Notre représentant à Pau, qui est la crème des hommes, le plus aimable, le plus serviable et aussi le plus crédule, est souvent la cible idéale de nos facéties. Un de nos amis, steward de son état, avait obtenu un passage de Paris à Pau.
Il revenait d'extrême Orient et se rendait à un bal masqué avec un rutilant habit de maharaja. Le coup fut monté par Oury, qui est un spécialiste. Télégramme à Pau : 
- " Maharaja de Badilimpour sur avion destination Pau. Prévoir accueil spécial, tapis rouge porte, boissons chaudes, voiture bien chauffée, fleurs dans chambre hôtel. " 
Notre ami, déguisé en maharaja débarqua à Pont Long. Le tapis (une carpette dénichée on ne sait où) est au pied des escaliers du DC3. La voiture ronronne, les projecteurs éclairent la scène et une brassée de personnalités, car, notre agent avait fait part de cette arrivée au Commandant d'aéroport, à la météo, aux pompiers, enfin, tous ceux qu'il avait pu joindre à cette heure tardive de la nuit.

+===+

▸ **Énoncé A**
Répondez aux questions suivantes sur le récit du faux maharaja :
(i) Qui a monté le coup ?
(ii) D'où revenait l'ami steward ?
(iii) Au pied des escaliers de quel avion le tapis était-il placé ?
▸ **Énoncé B**
Recopiez tout le passage du récit du faux maharaja, depuis « Il revenait d'extrême » jusqu'à « de la nuit. ».
Répondez en vous fondant uniquement sur le récit.

▸ **Données fournies**
+===+

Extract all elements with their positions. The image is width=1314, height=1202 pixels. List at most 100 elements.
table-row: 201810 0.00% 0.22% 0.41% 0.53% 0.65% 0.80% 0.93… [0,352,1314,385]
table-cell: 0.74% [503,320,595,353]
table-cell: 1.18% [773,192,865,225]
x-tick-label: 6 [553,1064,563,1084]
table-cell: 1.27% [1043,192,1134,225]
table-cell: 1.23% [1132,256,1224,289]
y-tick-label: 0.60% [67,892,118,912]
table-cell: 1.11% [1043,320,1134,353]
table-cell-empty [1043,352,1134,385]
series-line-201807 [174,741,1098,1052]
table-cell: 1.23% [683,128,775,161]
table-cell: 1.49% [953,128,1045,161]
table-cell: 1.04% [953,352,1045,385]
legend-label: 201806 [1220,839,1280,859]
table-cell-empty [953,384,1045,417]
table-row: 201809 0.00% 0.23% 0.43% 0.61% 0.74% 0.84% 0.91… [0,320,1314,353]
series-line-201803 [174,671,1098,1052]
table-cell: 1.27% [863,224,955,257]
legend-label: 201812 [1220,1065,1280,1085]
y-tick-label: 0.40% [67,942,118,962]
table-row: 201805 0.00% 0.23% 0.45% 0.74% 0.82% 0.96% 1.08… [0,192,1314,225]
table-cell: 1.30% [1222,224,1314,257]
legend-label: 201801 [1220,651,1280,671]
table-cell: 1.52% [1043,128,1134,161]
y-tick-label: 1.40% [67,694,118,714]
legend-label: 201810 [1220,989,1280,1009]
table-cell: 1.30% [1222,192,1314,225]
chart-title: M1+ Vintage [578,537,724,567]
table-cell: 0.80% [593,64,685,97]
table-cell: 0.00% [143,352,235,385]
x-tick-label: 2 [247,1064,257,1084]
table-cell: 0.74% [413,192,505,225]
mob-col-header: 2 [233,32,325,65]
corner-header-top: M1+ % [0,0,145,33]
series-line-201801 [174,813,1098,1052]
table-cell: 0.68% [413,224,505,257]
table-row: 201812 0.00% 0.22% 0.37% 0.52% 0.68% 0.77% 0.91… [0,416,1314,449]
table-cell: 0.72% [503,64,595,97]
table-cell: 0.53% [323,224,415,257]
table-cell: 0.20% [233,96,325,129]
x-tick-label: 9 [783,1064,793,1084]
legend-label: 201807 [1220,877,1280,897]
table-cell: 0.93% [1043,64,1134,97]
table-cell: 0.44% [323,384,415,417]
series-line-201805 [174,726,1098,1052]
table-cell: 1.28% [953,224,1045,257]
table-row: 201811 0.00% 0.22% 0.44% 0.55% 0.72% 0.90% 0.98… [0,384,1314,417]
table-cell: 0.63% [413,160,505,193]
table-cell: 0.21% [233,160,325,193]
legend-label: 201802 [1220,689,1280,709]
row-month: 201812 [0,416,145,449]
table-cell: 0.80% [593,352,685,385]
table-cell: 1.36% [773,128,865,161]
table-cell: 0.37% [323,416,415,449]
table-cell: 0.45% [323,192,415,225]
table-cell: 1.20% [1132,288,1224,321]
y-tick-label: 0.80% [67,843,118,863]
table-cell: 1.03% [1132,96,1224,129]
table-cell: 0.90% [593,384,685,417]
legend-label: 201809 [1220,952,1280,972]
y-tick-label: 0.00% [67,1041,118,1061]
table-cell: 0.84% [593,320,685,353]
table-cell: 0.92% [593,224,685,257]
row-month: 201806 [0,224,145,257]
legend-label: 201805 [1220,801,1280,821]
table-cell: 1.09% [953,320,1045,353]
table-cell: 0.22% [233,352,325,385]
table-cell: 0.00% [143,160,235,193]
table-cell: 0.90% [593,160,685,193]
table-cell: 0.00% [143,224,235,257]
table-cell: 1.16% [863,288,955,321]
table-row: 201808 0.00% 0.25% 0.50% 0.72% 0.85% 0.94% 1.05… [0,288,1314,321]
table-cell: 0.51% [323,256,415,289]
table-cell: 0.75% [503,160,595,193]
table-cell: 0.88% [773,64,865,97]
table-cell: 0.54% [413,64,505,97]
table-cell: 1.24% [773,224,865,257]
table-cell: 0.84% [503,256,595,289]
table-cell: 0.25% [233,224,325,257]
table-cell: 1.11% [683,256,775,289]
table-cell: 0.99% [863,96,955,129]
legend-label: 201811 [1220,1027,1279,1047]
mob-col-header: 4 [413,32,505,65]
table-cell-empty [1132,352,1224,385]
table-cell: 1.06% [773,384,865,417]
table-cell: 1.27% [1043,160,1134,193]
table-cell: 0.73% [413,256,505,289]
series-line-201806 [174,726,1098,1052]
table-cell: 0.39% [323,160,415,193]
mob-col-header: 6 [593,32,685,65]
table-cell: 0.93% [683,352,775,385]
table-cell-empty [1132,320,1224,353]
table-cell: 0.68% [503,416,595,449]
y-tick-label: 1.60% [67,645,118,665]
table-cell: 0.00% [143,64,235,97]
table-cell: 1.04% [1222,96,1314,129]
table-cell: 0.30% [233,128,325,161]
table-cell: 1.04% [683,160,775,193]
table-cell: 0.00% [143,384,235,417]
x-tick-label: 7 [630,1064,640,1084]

+===+

▸ **Réponse correcte A**
(i) Oury.
(ii) D'extrême Orient.
(iii) Du DC3.

▸ **Réponse correcte B**
Il revenait d'extrême Orient et se rendait à un bal masqué avec un rutilant habit de maharaja. Le coup fut monté par Oury, qui est un spécialiste. Télégramme à Pau : 
- " Maharaja de Badilimpour sur avion destination Pau. Prévoir accueil spécial, tapis rouge porte, boissons chaudes, voiture bien chauffée, fleurs dans chambre hôtel. " 
Notre ami, déguisé en maharaja débarqua à Pont Long. Le tapis (une carpette dénichée on ne sait où) est au pied des escaliers du DC3. La voiture ronronne, les projecteurs éclairent la scène et une brassée de personnalités, car, notre agent avait fait part de cette arrivée au Commandant d'aéroport, à la météo, aux pompiers, enfin, tous ceux qu'il avait pu joindre à cette heure tardive de la nuit.